** What is expected **
Go through the entries below and print each one exactly, leaving out pictures.

Records
* * * * * * *

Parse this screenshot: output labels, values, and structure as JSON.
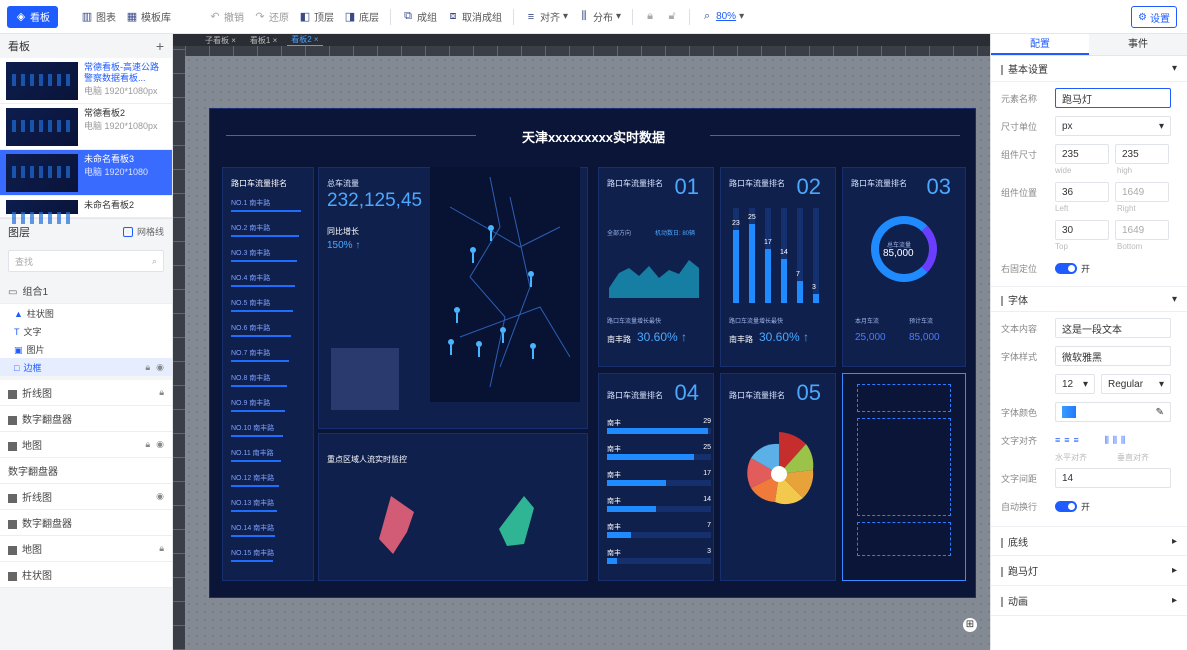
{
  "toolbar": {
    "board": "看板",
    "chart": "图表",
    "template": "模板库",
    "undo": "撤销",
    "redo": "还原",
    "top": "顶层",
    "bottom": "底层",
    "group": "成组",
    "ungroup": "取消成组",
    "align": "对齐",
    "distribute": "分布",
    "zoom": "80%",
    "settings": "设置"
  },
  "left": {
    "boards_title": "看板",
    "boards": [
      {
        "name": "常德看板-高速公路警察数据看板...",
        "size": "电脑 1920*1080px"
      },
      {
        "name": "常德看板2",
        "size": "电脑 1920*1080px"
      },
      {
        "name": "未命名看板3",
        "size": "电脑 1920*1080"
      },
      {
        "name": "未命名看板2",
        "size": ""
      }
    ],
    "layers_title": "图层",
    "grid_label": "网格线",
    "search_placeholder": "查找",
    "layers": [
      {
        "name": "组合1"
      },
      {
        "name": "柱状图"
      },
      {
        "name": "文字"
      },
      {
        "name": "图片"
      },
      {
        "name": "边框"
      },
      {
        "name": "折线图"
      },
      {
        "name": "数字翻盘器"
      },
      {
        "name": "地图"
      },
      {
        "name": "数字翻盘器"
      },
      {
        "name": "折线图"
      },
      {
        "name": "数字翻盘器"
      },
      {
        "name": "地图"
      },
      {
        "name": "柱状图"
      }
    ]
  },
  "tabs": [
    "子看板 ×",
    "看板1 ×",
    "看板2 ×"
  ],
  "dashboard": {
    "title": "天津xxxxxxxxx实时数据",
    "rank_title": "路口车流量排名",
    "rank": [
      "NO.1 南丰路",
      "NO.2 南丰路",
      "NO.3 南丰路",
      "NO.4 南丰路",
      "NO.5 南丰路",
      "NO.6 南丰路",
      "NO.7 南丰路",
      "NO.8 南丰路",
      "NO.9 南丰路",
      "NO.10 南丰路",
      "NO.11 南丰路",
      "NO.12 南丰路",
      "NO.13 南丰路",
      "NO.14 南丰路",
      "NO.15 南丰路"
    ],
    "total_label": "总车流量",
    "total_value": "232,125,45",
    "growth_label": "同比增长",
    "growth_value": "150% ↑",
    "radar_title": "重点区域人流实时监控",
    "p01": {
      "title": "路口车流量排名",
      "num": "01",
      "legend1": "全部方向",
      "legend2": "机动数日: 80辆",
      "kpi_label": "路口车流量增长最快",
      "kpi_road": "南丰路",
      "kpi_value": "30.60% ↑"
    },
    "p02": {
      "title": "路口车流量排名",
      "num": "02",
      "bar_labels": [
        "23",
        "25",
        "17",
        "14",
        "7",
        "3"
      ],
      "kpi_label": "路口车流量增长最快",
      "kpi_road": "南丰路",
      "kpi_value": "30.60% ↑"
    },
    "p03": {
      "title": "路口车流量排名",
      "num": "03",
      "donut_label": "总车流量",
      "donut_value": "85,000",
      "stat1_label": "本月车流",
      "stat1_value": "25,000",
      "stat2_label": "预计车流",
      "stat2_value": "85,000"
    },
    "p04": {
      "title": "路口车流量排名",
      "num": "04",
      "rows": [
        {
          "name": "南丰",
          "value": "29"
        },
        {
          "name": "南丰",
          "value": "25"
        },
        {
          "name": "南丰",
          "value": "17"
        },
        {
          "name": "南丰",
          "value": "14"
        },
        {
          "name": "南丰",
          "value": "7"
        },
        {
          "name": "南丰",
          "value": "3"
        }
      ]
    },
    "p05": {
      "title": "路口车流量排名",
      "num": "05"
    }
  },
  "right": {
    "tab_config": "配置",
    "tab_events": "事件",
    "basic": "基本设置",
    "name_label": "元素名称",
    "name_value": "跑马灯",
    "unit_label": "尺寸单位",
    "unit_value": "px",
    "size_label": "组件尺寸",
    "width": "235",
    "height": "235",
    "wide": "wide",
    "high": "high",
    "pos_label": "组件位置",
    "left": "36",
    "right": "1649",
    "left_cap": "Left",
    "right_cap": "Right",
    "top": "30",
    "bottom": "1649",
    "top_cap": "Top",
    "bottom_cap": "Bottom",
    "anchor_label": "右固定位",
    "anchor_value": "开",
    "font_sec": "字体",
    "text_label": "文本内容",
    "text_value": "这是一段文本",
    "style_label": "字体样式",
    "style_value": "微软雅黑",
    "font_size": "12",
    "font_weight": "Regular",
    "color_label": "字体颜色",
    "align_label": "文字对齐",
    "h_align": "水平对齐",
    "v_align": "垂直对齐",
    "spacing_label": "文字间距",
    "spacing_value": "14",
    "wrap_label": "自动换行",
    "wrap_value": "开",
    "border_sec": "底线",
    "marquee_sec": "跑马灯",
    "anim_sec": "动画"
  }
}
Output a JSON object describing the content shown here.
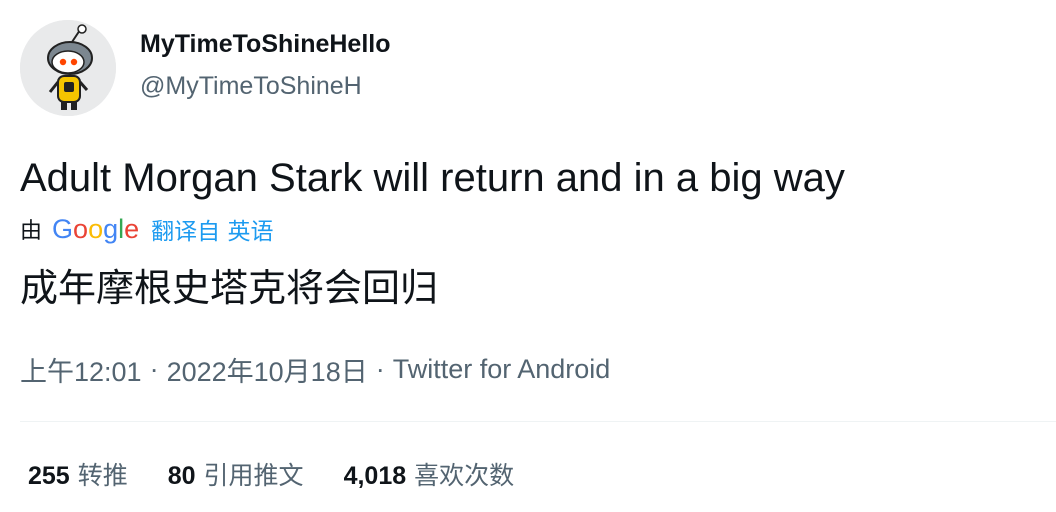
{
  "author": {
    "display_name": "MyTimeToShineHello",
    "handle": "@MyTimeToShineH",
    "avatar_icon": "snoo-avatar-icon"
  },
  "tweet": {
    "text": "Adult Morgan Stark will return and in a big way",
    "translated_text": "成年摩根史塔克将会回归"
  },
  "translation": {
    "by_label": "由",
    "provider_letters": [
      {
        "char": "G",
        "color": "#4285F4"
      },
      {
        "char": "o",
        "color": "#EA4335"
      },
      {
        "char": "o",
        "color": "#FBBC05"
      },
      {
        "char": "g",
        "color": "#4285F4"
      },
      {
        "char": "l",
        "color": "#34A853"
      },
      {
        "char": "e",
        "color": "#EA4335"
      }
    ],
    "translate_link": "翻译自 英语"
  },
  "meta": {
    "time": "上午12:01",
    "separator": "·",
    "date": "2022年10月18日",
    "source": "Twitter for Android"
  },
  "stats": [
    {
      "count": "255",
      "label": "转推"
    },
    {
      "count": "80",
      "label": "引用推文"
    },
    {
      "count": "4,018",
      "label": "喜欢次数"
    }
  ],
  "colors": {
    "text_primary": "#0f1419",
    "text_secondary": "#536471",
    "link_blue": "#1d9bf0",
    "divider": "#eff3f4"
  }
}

* * * * * * *

** Completed exercise **
Parse this screenshot: output labels, values, and structure as JSON.
{
  "toolbar": {
    "board": "看板",
    "chart": "图表",
    "template": "模板库",
    "undo": "撤销",
    "redo": "还原",
    "top": "顶层",
    "bottom": "底层",
    "group": "成组",
    "ungroup": "取消成组",
    "align": "对齐",
    "distribute": "分布",
    "zoom": "80%",
    "settings": "设置"
  },
  "left": {
    "boards_title": "看板",
    "boards": [
      {
        "name": "常德看板-高速公路警察数据看板...",
        "size": "电脑 1920*1080px"
      },
      {
        "name": "常德看板2",
        "size": "电脑 1920*1080px"
      },
      {
        "name": "未命名看板3",
        "size": "电脑 1920*1080"
      },
      {
        "name": "未命名看板2",
        "size": ""
      }
    ],
    "layers_title": "图层",
    "grid_label": "网格线",
    "search_placeholder": "查找",
    "layers": [
      {
        "name": "组合1"
      },
      {
        "name": "柱状图"
      },
      {
        "name": "文字"
      },
      {
        "name": "图片"
      },
      {
        "name": "边框"
      },
      {
        "name": "折线图"
      },
      {
        "name": "数字翻盘器"
      },
      {
        "name": "地图"
      },
      {
        "name": "数字翻盘器"
      },
      {
        "name": "折线图"
      },
      {
        "name": "数字翻盘器"
      },
      {
        "name": "地图"
      },
      {
        "name": "柱状图"
      }
    ]
  },
  "tabs": [
    "子看板 ×",
    "看板1 ×",
    "看板2 ×"
  ],
  "dashboard": {
    "title": "天津xxxxxxxxx实时数据",
    "rank_title": "路口车流量排名",
    "rank": [
      "NO.1 南丰路",
      "NO.2 南丰路",
      "NO.3 南丰路",
      "NO.4 南丰路",
      "NO.5 南丰路",
      "NO.6 南丰路",
      "NO.7 南丰路",
      "NO.8 南丰路",
      "NO.9 南丰路",
      "NO.10 南丰路",
      "NO.11 南丰路",
      "NO.12 南丰路",
      "NO.13 南丰路",
      "NO.14 南丰路",
      "NO.15 南丰路"
    ],
    "total_label": "总车流量",
    "total_value": "232,125,45",
    "growth_label": "同比增长",
    "growth_value": "150% ↑",
    "radar_title": "重点区域人流实时监控",
    "p01": {
      "title": "路口车流量排名",
      "num": "01",
      "legend1": "全部方向",
      "legend2": "机动数日: 80辆",
      "kpi_label": "路口车流量增长最快",
      "kpi_road": "南丰路",
      "kpi_value": "30.60% ↑"
    },
    "p02": {
      "title": "路口车流量排名",
      "num": "02",
      "bar_labels": [
        "23",
        "25",
        "17",
        "14",
        "7",
        "3"
      ],
      "kpi_label": "路口车流量增长最快",
      "kpi_road": "南丰路",
      "kpi_value": "30.60% ↑"
    },
    "p03": {
      "title": "路口车流量排名",
      "num": "03",
      "donut_label": "总车流量",
      "donut_value": "85,000",
      "stat1_label": "本月车流",
      "stat1_value": "25,000",
      "stat2_label": "预计车流",
      "stat2_value": "85,000"
    },
    "p04": {
      "title": "路口车流量排名",
      "num": "04",
      "rows": [
        {
          "name": "南丰",
          "value": "29"
        },
        {
          "name": "南丰",
          "value": "25"
        },
        {
          "name": "南丰",
          "value": "17"
        },
        {
          "name": "南丰",
          "value": "14"
        },
        {
          "name": "南丰",
          "value": "7"
        },
        {
          "name": "南丰",
          "value": "3"
        }
      ]
    },
    "p05": {
      "title": "路口车流量排名",
      "num": "05"
    }
  },
  "right": {
    "tab_config": "配置",
    "tab_events": "事件",
    "basic": "基本设置",
    "name_label": "元素名称",
    "name_value": "跑马灯",
    "unit_label": "尺寸单位",
    "unit_value": "px",
    "size_label": "组件尺寸",
    "width": "235",
    "height": "235",
    "wide": "wide",
    "high": "high",
    "pos_label": "组件位置",
    "left": "36",
    "right": "1649",
    "left_cap": "Left",
    "right_cap": "Right",
    "top": "30",
    "bottom": "1649",
    "top_cap": "Top",
    "bottom_cap": "Bottom",
    "anchor_label": "右固定位",
    "anchor_value": "开",
    "font_sec": "字体",
    "text_label": "文本内容",
    "text_value": "这是一段文本",
    "style_label": "字体样式",
    "style_value": "微软雅黑",
    "font_size": "12",
    "font_weight": "Regular",
    "color_label": "字体颜色",
    "align_label": "文字对齐",
    "h_align": "水平对齐",
    "v_align": "垂直对齐",
    "spacing_label": "文字间距",
    "spacing_value": "14",
    "wrap_label": "自动换行",
    "wrap_value": "开",
    "border_sec": "底线",
    "marquee_sec": "跑马灯",
    "anim_sec": "动画"
  }
}
Output a JSON object describing the content shown here.
{
  "author": {
    "display_name": "MyTimeToShineHello",
    "handle": "@MyTimeToShineH",
    "avatar_icon": "snoo-avatar-icon"
  },
  "tweet": {
    "text": "Adult Morgan Stark will return and in a big way",
    "translated_text": "成年摩根史塔克将会回归"
  },
  "translation": {
    "by_label": "由",
    "provider_letters": [
      {
        "char": "G",
        "color": "#4285F4"
      },
      {
        "char": "o",
        "color": "#EA4335"
      },
      {
        "char": "o",
        "color": "#FBBC05"
      },
      {
        "char": "g",
        "color": "#4285F4"
      },
      {
        "char": "l",
        "color": "#34A853"
      },
      {
        "char": "e",
        "color": "#EA4335"
      }
    ],
    "translate_link": "翻译自 英语"
  },
  "meta": {
    "time": "上午12:01",
    "separator": "·",
    "date": "2022年10月18日",
    "source": "Twitter for Android"
  },
  "stats": [
    {
      "count": "255",
      "label": "转推"
    },
    {
      "count": "80",
      "label": "引用推文"
    },
    {
      "count": "4,018",
      "label": "喜欢次数"
    }
  ],
  "colors": {
    "text_primary": "#0f1419",
    "text_secondary": "#536471",
    "link_blue": "#1d9bf0",
    "divider": "#eff3f4"
  }
}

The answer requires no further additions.